Collected data entries:
◆ ◆ ◆ ◆ ◆ ◆ ◆

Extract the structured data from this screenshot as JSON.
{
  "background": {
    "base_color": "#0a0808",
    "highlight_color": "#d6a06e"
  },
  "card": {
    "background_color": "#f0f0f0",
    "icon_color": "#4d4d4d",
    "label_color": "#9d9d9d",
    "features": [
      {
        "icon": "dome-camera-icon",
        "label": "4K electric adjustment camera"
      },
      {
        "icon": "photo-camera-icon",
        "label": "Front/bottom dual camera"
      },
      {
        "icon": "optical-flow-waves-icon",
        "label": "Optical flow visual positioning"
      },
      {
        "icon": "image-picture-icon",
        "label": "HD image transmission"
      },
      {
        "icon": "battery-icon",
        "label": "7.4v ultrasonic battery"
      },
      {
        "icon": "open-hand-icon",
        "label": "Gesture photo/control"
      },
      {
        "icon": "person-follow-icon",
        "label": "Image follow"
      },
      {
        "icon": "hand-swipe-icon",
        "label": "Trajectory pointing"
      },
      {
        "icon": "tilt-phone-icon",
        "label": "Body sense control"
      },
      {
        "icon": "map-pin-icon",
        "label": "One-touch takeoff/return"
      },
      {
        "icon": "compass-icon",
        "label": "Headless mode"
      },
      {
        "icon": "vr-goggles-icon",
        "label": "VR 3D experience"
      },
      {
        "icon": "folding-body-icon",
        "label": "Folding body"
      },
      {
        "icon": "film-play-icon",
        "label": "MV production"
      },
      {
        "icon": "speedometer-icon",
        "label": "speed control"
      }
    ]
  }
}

◆ ◆ ◆ ◆ ◆ ◆ ◆

Job. Exactly reproduce all of the entries.

Response to the task.
Extract the structured data from this screenshot as JSON.
{
  "background": {
    "base_color": "#0a0808",
    "highlight_color": "#d6a06e"
  },
  "card": {
    "background_color": "#f0f0f0",
    "icon_color": "#4d4d4d",
    "label_color": "#9d9d9d",
    "features": [
      {
        "icon": "dome-camera-icon",
        "label": "4K electric adjustment camera"
      },
      {
        "icon": "photo-camera-icon",
        "label": "Front/bottom dual camera"
      },
      {
        "icon": "optical-flow-waves-icon",
        "label": "Optical flow visual positioning"
      },
      {
        "icon": "image-picture-icon",
        "label": "HD image transmission"
      },
      {
        "icon": "battery-icon",
        "label": "7.4v ultrasonic battery"
      },
      {
        "icon": "open-hand-icon",
        "label": "Gesture photo/control"
      },
      {
        "icon": "person-follow-icon",
        "label": "Image follow"
      },
      {
        "icon": "hand-swipe-icon",
        "label": "Trajectory pointing"
      },
      {
        "icon": "tilt-phone-icon",
        "label": "Body sense control"
      },
      {
        "icon": "map-pin-icon",
        "label": "One-touch takeoff/return"
      },
      {
        "icon": "compass-icon",
        "label": "Headless mode"
      },
      {
        "icon": "vr-goggles-icon",
        "label": "VR 3D experience"
      },
      {
        "icon": "folding-body-icon",
        "label": "Folding body"
      },
      {
        "icon": "film-play-icon",
        "label": "MV production"
      },
      {
        "icon": "speedometer-icon",
        "label": "speed control"
      }
    ]
  }
}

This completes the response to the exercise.